— begin STORED RECORDS —
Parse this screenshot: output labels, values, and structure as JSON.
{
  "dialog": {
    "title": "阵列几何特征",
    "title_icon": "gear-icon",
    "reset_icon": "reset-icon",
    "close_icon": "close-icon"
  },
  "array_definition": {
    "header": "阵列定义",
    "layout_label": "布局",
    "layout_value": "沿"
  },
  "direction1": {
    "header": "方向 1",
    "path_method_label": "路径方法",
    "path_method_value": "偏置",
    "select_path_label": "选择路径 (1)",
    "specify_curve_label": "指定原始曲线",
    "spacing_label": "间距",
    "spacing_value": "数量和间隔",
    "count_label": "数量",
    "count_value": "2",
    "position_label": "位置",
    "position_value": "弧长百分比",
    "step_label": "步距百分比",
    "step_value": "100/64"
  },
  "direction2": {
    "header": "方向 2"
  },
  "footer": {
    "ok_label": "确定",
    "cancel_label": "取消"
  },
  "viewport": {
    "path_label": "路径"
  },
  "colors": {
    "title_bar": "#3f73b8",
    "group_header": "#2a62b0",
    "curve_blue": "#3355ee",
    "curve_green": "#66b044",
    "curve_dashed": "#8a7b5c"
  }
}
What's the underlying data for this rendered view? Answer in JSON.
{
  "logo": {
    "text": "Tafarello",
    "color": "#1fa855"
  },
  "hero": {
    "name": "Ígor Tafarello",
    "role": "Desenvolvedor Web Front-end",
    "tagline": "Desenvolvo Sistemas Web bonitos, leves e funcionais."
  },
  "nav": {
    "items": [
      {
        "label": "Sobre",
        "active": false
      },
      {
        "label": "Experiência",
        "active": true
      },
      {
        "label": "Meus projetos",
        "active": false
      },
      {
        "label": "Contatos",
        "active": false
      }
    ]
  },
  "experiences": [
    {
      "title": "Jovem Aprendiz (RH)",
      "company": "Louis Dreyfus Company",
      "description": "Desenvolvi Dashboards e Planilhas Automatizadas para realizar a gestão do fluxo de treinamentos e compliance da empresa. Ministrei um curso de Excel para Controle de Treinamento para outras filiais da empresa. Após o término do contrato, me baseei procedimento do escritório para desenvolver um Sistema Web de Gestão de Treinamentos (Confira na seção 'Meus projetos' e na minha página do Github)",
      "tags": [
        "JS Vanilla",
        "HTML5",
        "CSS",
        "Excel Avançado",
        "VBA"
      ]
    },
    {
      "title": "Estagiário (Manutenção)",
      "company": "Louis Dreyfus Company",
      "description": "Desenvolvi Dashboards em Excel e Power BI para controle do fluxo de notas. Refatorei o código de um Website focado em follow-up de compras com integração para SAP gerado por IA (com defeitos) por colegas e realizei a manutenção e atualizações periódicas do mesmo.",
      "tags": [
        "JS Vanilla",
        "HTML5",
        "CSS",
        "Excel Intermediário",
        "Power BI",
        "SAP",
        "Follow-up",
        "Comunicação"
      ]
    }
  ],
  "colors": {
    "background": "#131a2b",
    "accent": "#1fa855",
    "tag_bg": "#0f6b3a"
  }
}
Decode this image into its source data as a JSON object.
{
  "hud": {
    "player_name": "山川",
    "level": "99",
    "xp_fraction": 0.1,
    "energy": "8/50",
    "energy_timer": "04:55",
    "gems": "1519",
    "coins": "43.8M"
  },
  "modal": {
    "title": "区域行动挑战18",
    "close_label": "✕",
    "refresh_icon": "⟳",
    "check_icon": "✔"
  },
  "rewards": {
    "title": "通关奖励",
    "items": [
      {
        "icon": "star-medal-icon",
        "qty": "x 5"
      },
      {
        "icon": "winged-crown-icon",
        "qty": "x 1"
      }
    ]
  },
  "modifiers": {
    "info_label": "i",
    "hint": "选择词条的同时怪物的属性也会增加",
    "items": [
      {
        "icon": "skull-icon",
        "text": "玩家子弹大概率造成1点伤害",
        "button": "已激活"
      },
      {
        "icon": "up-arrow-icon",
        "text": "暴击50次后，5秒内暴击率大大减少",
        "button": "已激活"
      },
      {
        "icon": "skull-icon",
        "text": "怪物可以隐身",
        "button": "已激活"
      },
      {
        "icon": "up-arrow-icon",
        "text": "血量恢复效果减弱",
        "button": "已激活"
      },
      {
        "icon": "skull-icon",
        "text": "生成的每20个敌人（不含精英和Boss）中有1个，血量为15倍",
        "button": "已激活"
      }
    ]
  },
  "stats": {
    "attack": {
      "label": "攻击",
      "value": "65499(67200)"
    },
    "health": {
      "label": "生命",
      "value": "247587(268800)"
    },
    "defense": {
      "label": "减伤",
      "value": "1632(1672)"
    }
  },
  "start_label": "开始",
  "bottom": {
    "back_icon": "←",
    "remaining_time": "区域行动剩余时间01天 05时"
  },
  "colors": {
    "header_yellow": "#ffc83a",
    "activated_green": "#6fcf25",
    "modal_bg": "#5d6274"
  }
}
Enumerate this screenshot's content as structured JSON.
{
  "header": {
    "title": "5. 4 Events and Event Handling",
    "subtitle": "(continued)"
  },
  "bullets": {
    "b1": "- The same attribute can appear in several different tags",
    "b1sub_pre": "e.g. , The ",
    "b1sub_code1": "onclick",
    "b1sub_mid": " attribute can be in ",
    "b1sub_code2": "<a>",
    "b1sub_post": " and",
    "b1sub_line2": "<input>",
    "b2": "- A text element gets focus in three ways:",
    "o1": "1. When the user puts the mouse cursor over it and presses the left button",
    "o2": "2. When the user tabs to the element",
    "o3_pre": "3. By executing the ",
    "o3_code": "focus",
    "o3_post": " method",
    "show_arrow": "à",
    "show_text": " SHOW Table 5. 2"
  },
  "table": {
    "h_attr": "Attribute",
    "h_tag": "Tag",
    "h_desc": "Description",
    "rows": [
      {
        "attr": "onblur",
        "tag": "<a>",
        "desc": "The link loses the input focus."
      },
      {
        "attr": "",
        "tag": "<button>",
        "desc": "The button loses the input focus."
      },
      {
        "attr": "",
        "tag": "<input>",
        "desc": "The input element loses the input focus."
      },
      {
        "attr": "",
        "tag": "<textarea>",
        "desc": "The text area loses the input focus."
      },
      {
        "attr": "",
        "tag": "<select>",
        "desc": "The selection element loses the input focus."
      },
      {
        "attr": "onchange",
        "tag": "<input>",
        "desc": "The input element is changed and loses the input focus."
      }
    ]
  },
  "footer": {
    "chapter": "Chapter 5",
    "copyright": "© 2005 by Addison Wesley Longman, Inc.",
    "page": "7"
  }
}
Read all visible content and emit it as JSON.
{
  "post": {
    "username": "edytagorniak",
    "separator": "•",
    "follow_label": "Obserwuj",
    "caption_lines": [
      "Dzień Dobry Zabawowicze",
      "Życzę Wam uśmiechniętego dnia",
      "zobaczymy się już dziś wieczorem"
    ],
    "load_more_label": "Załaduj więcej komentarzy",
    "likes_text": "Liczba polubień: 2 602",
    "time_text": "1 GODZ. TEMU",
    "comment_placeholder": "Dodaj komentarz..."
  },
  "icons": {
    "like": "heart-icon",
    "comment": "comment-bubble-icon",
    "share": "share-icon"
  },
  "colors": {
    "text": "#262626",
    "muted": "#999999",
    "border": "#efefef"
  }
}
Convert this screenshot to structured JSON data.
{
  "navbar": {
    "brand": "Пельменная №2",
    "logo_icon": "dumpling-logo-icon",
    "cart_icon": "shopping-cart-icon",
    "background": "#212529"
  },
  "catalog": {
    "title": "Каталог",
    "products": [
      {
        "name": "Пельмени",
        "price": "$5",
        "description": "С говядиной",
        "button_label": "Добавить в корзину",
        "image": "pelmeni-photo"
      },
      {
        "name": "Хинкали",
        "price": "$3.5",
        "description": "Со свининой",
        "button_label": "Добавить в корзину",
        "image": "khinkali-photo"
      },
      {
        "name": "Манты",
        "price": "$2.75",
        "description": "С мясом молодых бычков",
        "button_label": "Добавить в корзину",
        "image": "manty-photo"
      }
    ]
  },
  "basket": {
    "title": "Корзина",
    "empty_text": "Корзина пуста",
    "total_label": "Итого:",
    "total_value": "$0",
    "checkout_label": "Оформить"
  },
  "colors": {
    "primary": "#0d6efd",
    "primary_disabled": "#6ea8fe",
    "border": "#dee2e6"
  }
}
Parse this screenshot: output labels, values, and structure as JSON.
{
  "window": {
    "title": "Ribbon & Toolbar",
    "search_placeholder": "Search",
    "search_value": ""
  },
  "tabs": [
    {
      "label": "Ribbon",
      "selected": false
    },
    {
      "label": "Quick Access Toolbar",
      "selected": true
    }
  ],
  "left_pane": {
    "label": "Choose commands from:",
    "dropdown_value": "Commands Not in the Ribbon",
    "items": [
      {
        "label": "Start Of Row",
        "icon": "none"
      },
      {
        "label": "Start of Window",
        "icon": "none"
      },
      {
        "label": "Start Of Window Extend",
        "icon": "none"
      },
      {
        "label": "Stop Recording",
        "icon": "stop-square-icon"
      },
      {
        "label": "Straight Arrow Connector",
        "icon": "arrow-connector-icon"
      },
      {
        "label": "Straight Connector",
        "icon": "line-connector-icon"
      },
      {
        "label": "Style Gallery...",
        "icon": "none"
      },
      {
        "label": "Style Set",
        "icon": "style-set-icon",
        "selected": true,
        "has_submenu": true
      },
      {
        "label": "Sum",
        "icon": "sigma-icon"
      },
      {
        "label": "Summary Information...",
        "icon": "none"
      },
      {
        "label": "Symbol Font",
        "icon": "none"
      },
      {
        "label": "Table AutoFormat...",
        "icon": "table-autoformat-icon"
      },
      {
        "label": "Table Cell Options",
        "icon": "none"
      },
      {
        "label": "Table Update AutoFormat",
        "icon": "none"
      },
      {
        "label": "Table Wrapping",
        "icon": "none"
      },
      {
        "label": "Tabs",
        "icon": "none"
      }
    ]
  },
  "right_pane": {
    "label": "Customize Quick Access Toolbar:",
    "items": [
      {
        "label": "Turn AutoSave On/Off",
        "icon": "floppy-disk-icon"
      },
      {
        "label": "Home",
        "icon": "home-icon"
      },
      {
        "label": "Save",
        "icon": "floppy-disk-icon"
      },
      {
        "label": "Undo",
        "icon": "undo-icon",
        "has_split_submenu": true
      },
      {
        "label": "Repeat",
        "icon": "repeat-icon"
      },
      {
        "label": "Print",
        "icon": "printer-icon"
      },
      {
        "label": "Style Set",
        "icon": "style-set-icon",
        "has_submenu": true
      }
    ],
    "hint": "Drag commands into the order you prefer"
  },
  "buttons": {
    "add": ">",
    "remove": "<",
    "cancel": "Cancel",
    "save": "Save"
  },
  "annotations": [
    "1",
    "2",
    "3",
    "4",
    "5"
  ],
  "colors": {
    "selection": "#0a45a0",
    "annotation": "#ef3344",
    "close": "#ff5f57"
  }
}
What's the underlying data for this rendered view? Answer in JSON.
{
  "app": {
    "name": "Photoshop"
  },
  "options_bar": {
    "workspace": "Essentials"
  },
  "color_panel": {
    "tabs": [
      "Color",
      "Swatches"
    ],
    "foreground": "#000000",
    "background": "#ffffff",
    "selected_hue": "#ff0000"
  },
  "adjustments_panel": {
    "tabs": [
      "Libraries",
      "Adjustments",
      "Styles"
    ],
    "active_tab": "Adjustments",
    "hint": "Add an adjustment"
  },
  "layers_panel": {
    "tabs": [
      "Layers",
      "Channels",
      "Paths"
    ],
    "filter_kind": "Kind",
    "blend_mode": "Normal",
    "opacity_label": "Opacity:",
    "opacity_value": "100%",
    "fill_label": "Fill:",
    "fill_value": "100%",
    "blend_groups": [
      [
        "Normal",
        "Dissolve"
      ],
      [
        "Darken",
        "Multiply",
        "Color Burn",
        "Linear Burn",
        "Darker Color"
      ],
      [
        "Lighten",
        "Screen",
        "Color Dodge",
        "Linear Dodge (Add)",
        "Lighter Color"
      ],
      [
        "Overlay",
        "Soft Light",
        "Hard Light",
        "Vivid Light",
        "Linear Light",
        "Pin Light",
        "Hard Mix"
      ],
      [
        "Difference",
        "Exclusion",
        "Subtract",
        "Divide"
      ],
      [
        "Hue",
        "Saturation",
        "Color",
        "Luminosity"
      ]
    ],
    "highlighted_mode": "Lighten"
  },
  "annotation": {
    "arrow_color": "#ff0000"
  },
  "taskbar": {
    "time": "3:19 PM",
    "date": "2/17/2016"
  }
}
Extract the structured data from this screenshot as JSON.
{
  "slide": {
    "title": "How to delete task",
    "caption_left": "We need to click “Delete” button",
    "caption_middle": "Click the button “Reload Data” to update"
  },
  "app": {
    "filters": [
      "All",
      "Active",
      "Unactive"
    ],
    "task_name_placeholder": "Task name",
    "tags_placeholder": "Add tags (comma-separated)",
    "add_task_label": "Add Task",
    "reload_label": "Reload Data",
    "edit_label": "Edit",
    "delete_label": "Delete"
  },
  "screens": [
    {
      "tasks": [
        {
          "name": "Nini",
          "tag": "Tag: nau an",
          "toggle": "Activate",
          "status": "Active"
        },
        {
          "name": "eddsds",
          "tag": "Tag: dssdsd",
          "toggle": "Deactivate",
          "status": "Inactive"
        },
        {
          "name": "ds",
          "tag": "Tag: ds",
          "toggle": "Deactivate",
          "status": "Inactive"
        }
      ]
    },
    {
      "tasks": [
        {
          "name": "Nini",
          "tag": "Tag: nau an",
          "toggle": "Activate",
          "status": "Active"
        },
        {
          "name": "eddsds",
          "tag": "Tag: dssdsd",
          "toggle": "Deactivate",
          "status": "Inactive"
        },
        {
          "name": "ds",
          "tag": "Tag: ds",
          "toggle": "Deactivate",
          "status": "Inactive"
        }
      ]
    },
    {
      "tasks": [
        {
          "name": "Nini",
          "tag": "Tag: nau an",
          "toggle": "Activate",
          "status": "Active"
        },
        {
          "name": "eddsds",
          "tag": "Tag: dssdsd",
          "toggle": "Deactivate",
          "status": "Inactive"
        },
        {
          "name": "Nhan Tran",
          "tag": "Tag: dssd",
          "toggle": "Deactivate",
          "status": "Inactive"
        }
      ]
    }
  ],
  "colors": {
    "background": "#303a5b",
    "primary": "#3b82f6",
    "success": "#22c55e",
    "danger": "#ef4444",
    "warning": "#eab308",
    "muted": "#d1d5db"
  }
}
— end STORED RECORDS —
-- EXERCISE BRIEF --
Search the data for the string "content". List each line that has it.

-- REPLY --
Enumerate this screenshot's content as structured JSON.
Read all visible content and emit it as JSON.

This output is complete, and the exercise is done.